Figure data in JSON
- - - - - - -
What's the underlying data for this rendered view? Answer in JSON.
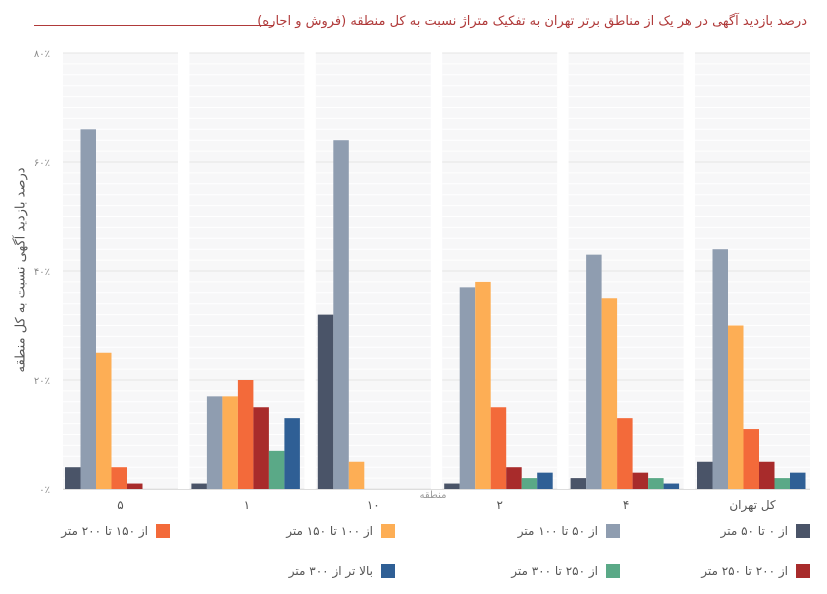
{
  "chart_data": {
    "type": "bar",
    "title": "درصد بازدید آگهی در هر یک از مناطق برتر تهران به تفکیک متراژ نسبت به کل منطقه (فروش و اجاره)",
    "ylabel": "درصد بازدید آگهی نسبت به کل منطقه",
    "xlabel": "منطقه",
    "ylim": [
      0,
      80
    ],
    "yticks": [
      {
        "value": 0,
        "label": "٠٪"
      },
      {
        "value": 20,
        "label": "٢٠٪"
      },
      {
        "value": 40,
        "label": "۴٠٪"
      },
      {
        "value": 60,
        "label": "۶٠٪"
      },
      {
        "value": 80,
        "label": "٨٠٪"
      }
    ],
    "categories": [
      "۵",
      "١",
      "١٠",
      "٢",
      "۴",
      "کل تهران"
    ],
    "series": [
      {
        "name": "از ٠ تا ۵٠ متر",
        "color": "#4a5468",
        "values": [
          4,
          1,
          32,
          1,
          2,
          5
        ]
      },
      {
        "name": "از ۵٠ تا ١٠٠ متر",
        "color": "#8f9db0",
        "values": [
          66,
          17,
          64,
          37,
          43,
          44
        ]
      },
      {
        "name": "از ١٠٠ تا ١۵٠ متر",
        "color": "#fdae55",
        "values": [
          25,
          17,
          5,
          38,
          35,
          30
        ]
      },
      {
        "name": "از ١۵٠ تا ٢٠٠ متر",
        "color": "#f36a3a",
        "values": [
          4,
          20,
          0,
          15,
          13,
          11
        ]
      },
      {
        "name": "از ٢٠٠ تا ٢۵٠ متر",
        "color": "#a82b2b",
        "values": [
          1,
          15,
          0,
          4,
          3,
          5
        ]
      },
      {
        "name": "از ٢۵٠ تا ٣٠٠ متر",
        "color": "#5aa987",
        "values": [
          0,
          7,
          0,
          2,
          2,
          2
        ]
      },
      {
        "name": "بالا تر از ٣٠٠ متر",
        "color": "#2f5f95",
        "values": [
          0,
          13,
          0,
          3,
          1,
          3
        ]
      }
    ],
    "grid": true,
    "legend_position": "bottom"
  }
}
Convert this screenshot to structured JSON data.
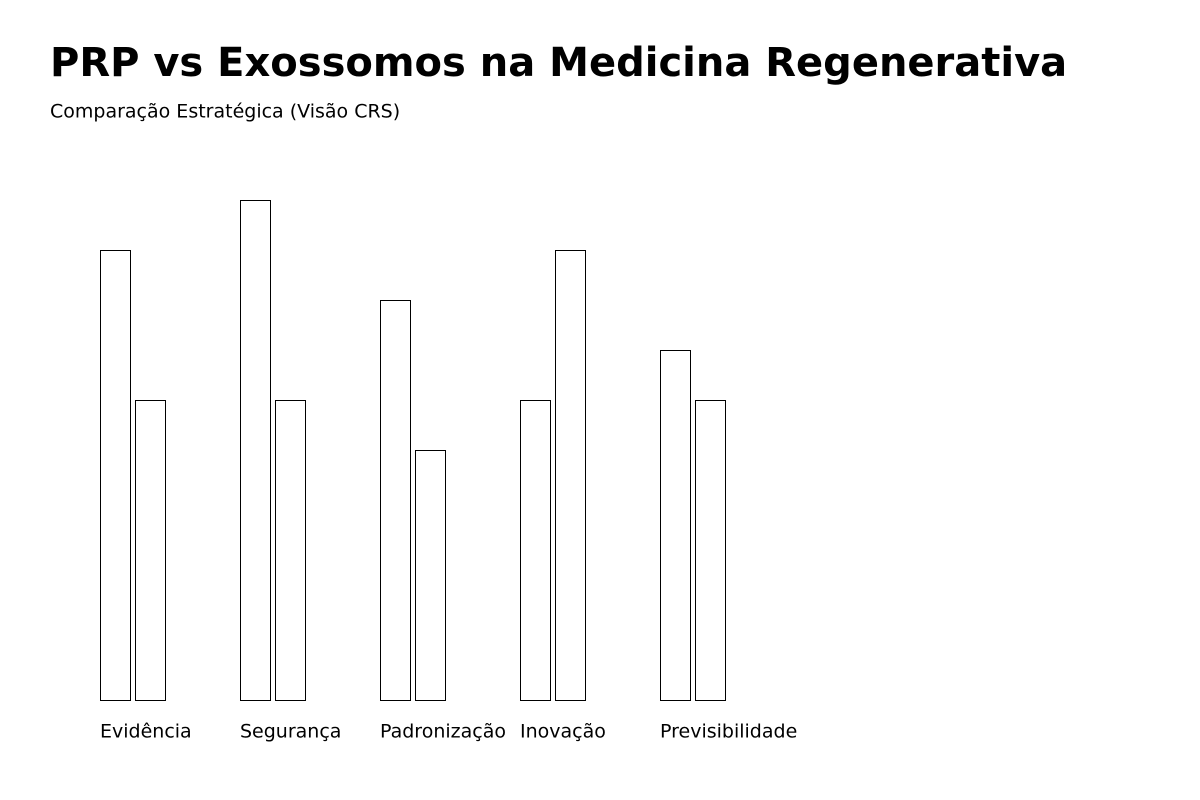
{
  "chart_data": {
    "type": "bar",
    "title": "PRP vs Exossomos na Medicina Regenerativa",
    "subtitle": "Comparação Estratégica (Visão CRS)",
    "categories": [
      "Evidência",
      "Segurança",
      "Padronização",
      "Inovação",
      "Previsibilidade"
    ],
    "series": [
      {
        "color": "#ffffff",
        "values": [
          9,
          10,
          8,
          6,
          7
        ]
      },
      {
        "color": "#ffffff",
        "values": [
          6,
          6,
          5,
          9,
          6
        ]
      }
    ],
    "ylim": [
      0,
      10
    ]
  }
}
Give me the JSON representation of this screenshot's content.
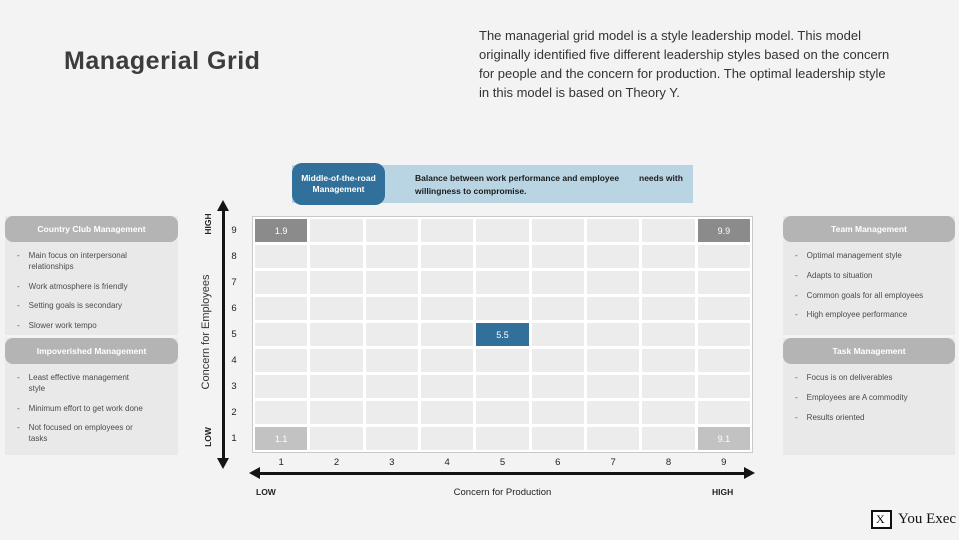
{
  "slide": {
    "title": "Managerial Grid",
    "intro": "The managerial grid model is a style leadership model. This model originally identified five different leadership styles based on the concern for people and the concern for production. The optimal leadership style in this model is based on Theory Y."
  },
  "callout": {
    "title": "Middle-of-the-road Management",
    "desc_line1": "Balance between work performance and employee",
    "desc_note": "needs with",
    "desc_line2": "willingness to compromise."
  },
  "panels": [
    {
      "title": "Country Club Management",
      "bullets": [
        "Main focus on interpersonal relationships",
        "Work atmosphere is friendly",
        "Setting goals is secondary",
        "Slower work tempo"
      ]
    },
    {
      "title": "Impoverished Management",
      "bullets": [
        "Least effective management style",
        "Minimum effort to get work done",
        "Not focused on employees or tasks"
      ]
    },
    {
      "title": "Team Management",
      "bullets": [
        "Optimal management style",
        "Adapts to situation",
        "Common goals for all employees",
        "High employee performance"
      ]
    },
    {
      "title": "Task Management",
      "bullets": [
        "Focus is on deliverables",
        "Employees are A commodity",
        "Results oriented"
      ]
    }
  ],
  "chart_data": {
    "type": "heatmap",
    "title": "Managerial Grid",
    "xlabel": "Concern for Production",
    "ylabel": "Concern for Employees",
    "x_ticks": [
      1,
      2,
      3,
      4,
      5,
      6,
      7,
      8,
      9
    ],
    "y_ticks": [
      9,
      8,
      7,
      6,
      5,
      4,
      3,
      2,
      1
    ],
    "x_low_label": "LOW",
    "x_high_label": "HIGH",
    "y_low_label": "LOW",
    "y_high_label": "HIGH",
    "cols": 9,
    "rows": 9,
    "highlights": [
      {
        "col": 1,
        "row": 9,
        "label": "1.9",
        "style": "dark"
      },
      {
        "col": 9,
        "row": 9,
        "label": "9.9",
        "style": "dark"
      },
      {
        "col": 5,
        "row": 5,
        "label": "5.5",
        "style": "blue"
      },
      {
        "col": 1,
        "row": 1,
        "label": "1.1",
        "style": "light"
      },
      {
        "col": 9,
        "row": 1,
        "label": "9.1",
        "style": "light"
      }
    ]
  },
  "colors": {
    "accent_blue": "#30709b",
    "band_blue": "#b9d4e3",
    "header_gray": "#b4b4b4",
    "panel_gray": "#e9e9e9",
    "cell_gray": "#ececec",
    "highlight_dark": "#8b8b8b",
    "highlight_light": "#c2c2c2",
    "axis_black": "#141414"
  },
  "logo": {
    "mark": "X",
    "text": "You Exec"
  }
}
- - - - - - -
» TASK REQUIREMENTS
State how many lines of the listing hold the string "بازدید"; reply with the number and nothing else.

» ANSWER TO THIS PROBLEM
2